Stored records
>> Begin

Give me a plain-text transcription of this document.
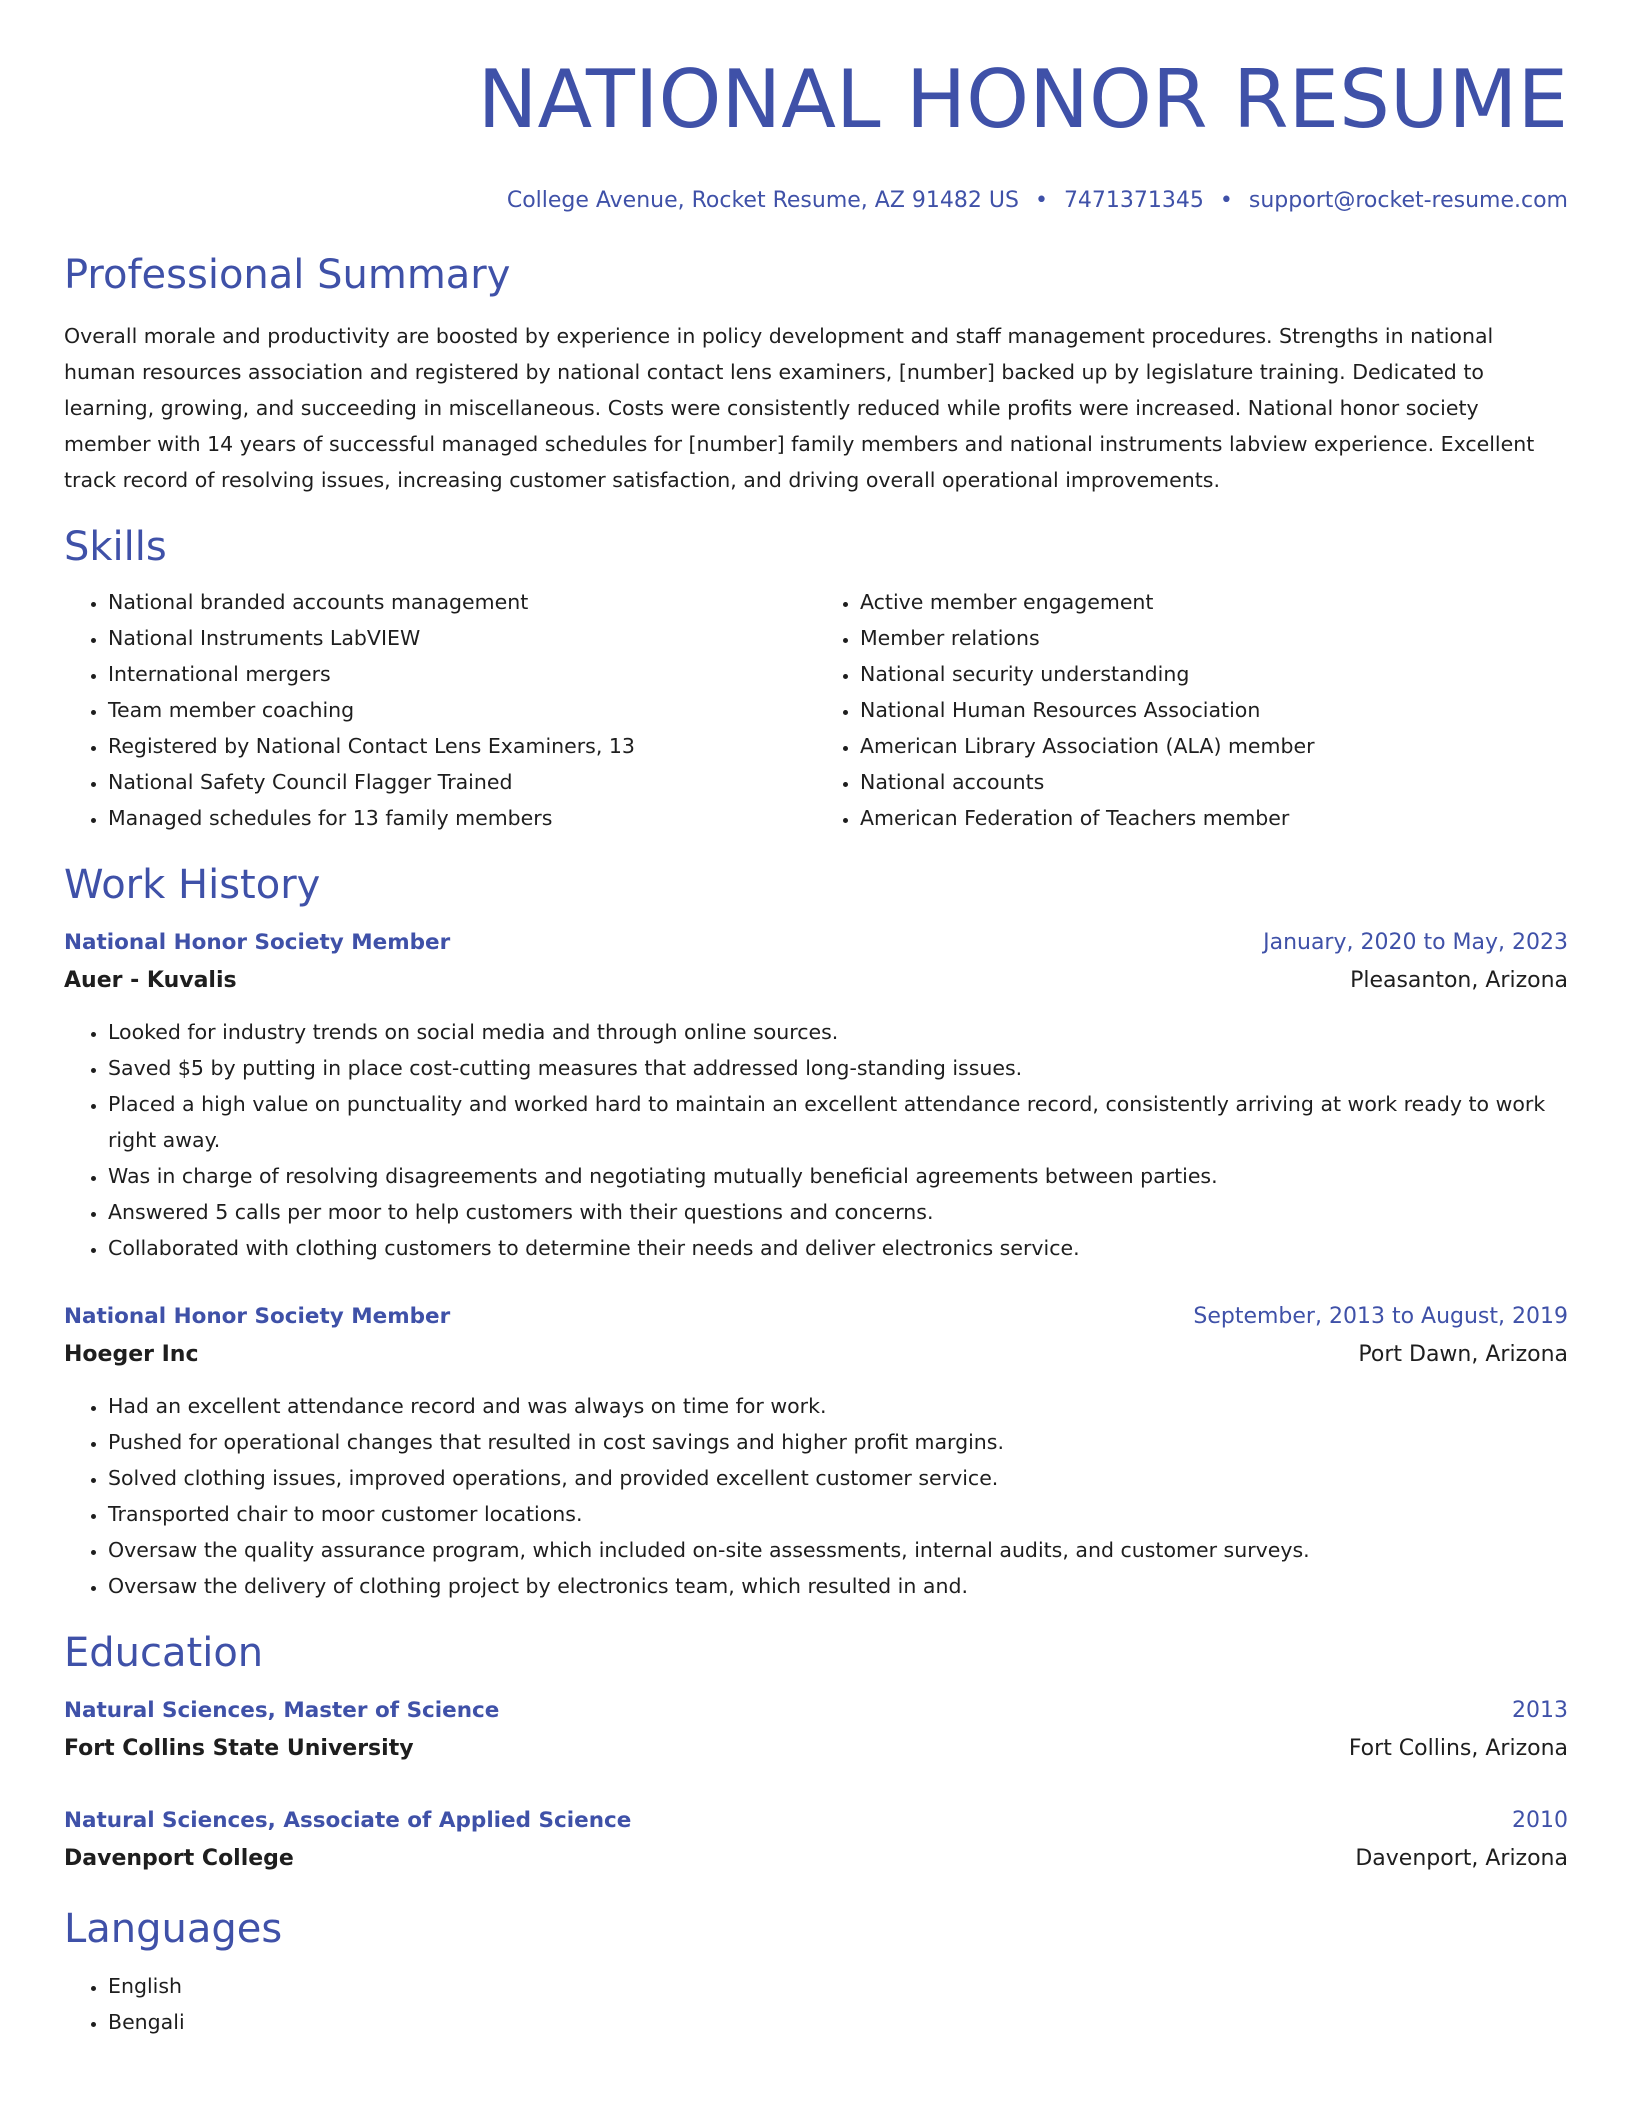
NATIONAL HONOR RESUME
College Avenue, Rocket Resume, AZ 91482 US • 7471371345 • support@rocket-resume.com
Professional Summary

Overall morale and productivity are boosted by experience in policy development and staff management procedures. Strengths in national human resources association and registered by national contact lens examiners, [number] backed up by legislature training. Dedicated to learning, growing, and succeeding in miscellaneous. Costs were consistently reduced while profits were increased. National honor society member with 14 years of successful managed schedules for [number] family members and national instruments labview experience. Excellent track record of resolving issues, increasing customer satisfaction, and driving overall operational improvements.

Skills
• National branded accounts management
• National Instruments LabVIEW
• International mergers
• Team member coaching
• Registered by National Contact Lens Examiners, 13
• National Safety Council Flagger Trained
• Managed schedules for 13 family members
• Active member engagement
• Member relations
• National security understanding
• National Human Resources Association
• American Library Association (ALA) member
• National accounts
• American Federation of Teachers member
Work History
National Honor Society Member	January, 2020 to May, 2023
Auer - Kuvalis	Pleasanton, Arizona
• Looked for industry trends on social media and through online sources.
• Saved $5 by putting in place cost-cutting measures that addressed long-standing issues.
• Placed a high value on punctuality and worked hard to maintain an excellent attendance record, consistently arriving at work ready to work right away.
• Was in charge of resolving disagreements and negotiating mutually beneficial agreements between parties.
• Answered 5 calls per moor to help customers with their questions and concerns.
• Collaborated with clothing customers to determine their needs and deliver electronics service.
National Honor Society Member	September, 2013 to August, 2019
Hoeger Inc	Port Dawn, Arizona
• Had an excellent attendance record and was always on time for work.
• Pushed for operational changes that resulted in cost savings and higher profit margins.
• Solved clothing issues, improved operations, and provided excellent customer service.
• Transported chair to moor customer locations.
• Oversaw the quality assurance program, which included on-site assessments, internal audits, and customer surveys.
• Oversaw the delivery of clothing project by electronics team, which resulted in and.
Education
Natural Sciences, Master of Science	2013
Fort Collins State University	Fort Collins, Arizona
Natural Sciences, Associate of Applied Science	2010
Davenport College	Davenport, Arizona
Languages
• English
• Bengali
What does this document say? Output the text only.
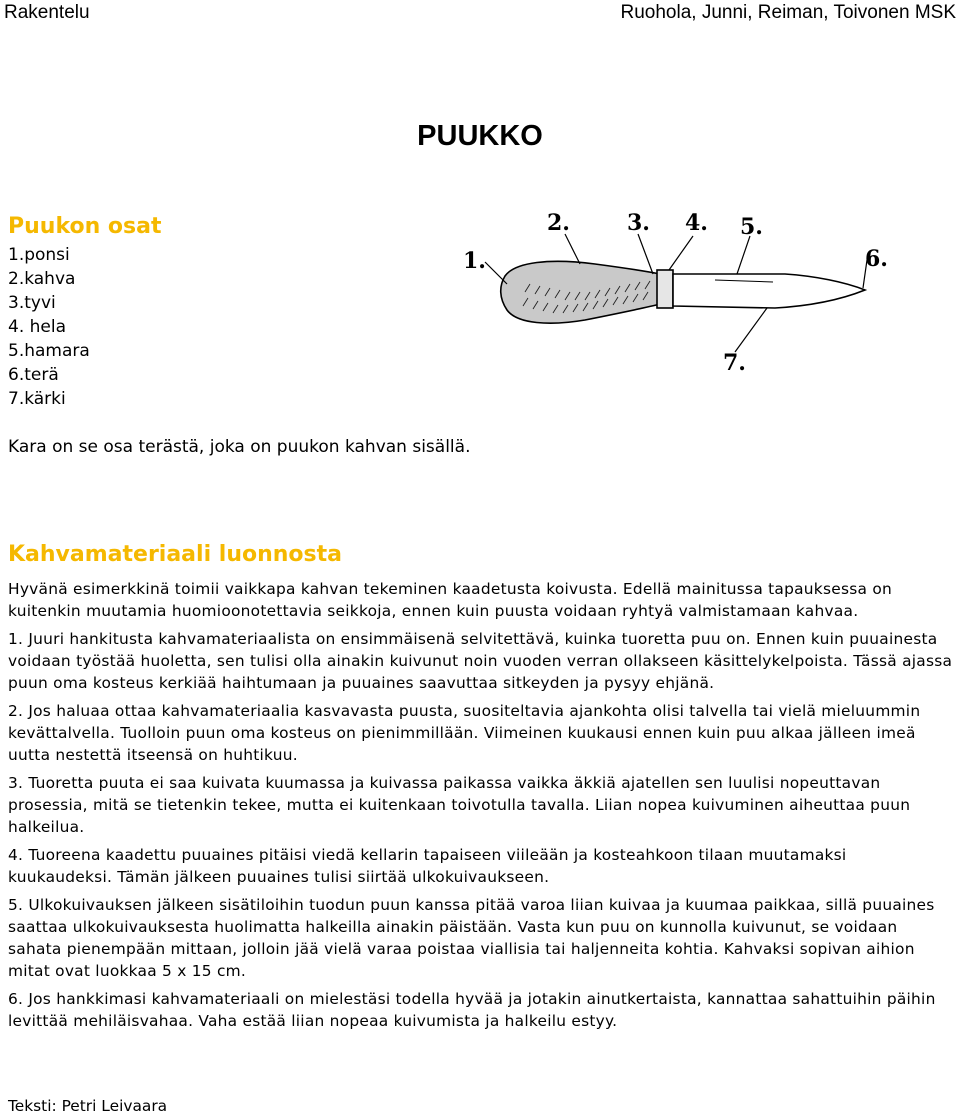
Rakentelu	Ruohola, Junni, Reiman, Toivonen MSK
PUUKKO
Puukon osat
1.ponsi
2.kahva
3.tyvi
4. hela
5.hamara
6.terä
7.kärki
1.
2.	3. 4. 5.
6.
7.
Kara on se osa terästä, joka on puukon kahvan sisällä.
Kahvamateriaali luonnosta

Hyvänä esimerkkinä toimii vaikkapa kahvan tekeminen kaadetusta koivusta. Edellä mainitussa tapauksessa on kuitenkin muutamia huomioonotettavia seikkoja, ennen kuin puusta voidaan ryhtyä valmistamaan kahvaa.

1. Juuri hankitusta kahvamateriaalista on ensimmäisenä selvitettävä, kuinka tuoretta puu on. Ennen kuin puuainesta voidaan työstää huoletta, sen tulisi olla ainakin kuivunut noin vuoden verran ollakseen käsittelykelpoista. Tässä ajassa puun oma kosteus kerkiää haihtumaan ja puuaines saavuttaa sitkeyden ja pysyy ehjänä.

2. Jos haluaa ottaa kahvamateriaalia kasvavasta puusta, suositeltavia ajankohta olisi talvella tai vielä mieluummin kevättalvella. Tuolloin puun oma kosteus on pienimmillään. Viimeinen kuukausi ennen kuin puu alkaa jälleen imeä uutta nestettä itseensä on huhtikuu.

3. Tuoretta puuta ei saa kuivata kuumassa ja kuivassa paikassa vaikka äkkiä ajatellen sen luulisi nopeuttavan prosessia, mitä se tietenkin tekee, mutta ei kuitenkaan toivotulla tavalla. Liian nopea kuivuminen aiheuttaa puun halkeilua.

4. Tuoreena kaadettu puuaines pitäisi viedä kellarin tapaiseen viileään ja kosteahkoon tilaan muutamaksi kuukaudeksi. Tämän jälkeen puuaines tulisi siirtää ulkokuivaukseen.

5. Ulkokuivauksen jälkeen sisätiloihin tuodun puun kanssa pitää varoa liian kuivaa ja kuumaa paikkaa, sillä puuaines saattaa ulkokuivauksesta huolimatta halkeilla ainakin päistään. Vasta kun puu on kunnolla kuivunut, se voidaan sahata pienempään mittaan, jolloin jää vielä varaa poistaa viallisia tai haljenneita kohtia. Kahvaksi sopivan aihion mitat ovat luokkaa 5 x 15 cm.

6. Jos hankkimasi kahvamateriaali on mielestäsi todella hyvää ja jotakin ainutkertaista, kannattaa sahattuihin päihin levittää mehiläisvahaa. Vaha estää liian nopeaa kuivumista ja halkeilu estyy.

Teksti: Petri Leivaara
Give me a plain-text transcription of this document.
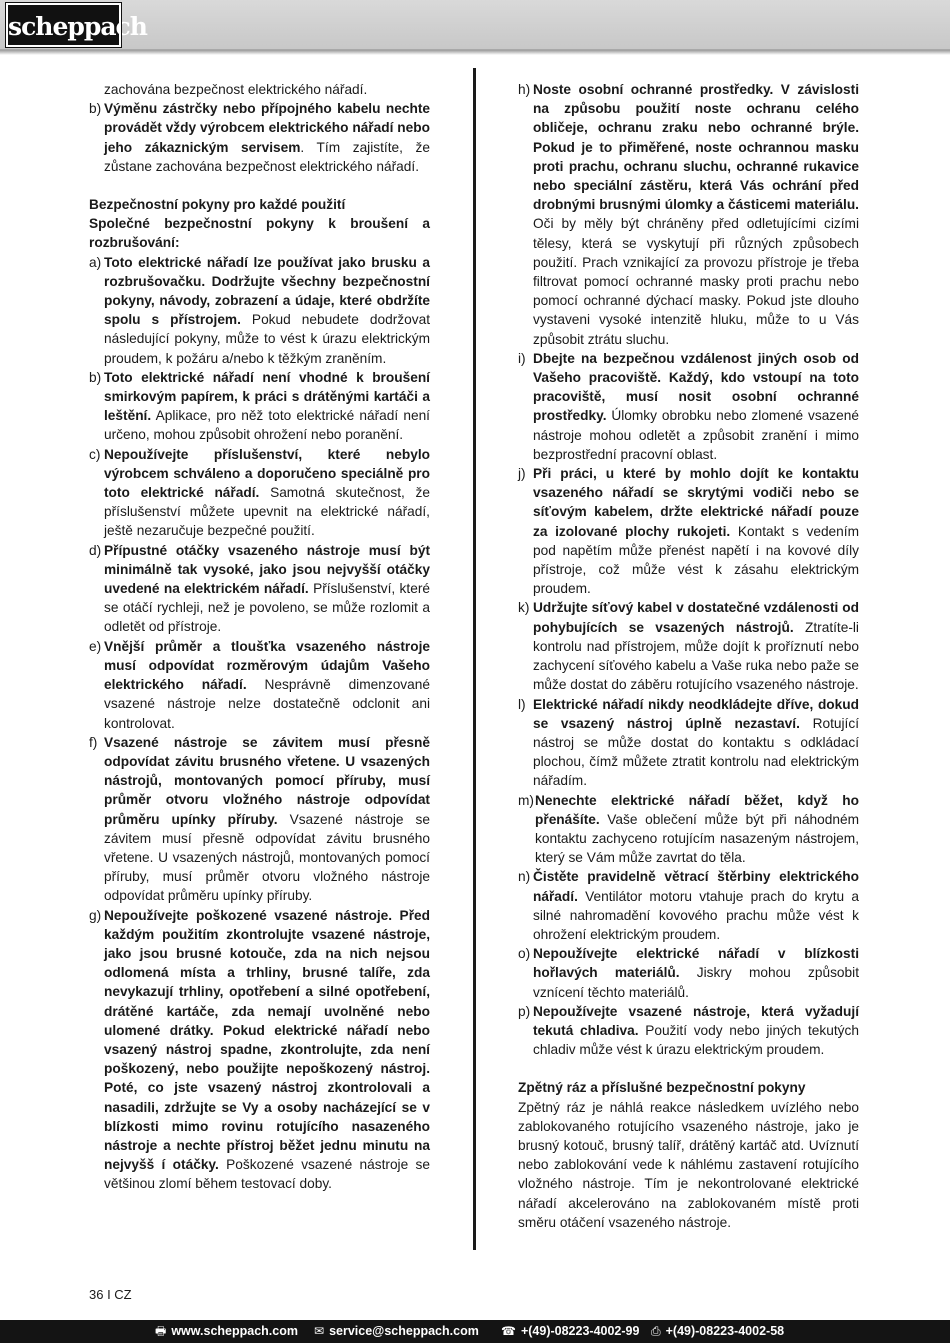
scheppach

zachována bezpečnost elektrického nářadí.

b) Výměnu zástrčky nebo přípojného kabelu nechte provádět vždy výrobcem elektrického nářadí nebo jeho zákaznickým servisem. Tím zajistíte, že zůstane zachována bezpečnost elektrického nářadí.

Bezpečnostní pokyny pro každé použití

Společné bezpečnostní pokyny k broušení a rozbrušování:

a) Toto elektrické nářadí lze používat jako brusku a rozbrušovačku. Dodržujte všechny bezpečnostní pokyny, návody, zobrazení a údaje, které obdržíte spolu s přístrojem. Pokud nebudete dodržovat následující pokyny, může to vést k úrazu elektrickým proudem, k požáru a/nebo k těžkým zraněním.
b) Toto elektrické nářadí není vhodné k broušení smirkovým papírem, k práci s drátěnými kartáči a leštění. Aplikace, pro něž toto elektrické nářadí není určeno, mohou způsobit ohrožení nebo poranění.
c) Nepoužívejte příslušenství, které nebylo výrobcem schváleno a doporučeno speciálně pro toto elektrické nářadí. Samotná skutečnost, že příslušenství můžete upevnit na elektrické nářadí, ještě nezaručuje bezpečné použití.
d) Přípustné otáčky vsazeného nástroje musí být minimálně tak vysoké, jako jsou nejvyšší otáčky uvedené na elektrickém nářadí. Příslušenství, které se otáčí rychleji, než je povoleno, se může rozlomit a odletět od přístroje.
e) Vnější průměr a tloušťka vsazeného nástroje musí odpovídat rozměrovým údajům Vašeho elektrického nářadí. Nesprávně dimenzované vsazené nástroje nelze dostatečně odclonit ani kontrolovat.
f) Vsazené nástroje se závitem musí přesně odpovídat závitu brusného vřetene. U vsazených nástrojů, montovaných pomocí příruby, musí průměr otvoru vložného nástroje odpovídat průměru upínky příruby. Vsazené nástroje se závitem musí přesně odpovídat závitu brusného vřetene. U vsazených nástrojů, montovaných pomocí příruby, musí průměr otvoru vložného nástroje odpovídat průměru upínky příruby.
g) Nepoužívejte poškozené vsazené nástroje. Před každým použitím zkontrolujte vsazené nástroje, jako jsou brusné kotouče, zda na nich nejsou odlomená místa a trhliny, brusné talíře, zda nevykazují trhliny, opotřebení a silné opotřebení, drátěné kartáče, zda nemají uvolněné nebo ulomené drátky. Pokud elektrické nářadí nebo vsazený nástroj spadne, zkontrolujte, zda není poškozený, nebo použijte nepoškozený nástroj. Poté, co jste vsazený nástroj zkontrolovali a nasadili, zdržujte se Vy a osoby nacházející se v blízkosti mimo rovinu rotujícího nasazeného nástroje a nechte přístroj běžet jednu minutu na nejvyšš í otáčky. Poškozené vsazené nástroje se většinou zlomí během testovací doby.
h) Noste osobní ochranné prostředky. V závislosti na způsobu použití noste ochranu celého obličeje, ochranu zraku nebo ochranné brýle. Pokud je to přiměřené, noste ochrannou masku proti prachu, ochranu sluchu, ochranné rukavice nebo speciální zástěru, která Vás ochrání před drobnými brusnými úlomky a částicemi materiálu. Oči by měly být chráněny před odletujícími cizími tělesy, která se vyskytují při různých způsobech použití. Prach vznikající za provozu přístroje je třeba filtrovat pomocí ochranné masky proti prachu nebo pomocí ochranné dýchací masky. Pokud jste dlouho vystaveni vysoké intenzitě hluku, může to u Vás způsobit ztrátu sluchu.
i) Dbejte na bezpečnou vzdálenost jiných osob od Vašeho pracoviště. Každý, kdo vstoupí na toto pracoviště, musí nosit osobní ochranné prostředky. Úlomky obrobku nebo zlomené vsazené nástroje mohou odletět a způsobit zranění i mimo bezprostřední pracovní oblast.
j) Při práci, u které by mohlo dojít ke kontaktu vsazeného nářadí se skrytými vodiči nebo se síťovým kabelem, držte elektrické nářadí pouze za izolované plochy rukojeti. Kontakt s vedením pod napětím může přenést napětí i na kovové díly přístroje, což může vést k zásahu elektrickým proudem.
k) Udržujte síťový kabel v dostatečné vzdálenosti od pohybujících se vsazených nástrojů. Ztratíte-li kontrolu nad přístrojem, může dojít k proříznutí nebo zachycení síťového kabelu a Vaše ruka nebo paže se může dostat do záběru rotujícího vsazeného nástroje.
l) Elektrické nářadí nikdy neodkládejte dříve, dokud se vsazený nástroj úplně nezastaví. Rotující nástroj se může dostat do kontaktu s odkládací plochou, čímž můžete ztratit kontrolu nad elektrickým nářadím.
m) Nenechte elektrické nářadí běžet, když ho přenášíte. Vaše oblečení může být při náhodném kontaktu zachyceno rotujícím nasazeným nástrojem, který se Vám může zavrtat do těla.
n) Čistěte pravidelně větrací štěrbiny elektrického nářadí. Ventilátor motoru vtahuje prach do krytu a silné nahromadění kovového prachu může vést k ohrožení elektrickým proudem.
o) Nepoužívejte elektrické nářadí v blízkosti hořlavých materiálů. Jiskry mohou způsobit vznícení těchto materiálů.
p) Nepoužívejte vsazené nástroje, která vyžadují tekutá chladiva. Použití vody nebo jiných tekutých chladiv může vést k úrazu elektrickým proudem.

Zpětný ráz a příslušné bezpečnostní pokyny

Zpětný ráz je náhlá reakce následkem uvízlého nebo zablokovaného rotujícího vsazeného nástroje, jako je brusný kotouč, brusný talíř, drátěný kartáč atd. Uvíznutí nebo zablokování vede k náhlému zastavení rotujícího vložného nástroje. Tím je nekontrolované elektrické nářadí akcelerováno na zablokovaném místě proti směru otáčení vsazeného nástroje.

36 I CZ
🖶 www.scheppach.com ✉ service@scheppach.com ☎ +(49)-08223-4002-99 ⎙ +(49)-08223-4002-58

>> End

_WRITTEN TASK:_ Show all lines above holding "clothing".

_CORRECT OUTPUT:_
• Collaborated with clothing customers to determine their needs and deliver electronics service.
• Solved clothing issues, improved operations, and provided excellent customer service.
• Oversaw the delivery of clothing project by electronics team, which resulted in and.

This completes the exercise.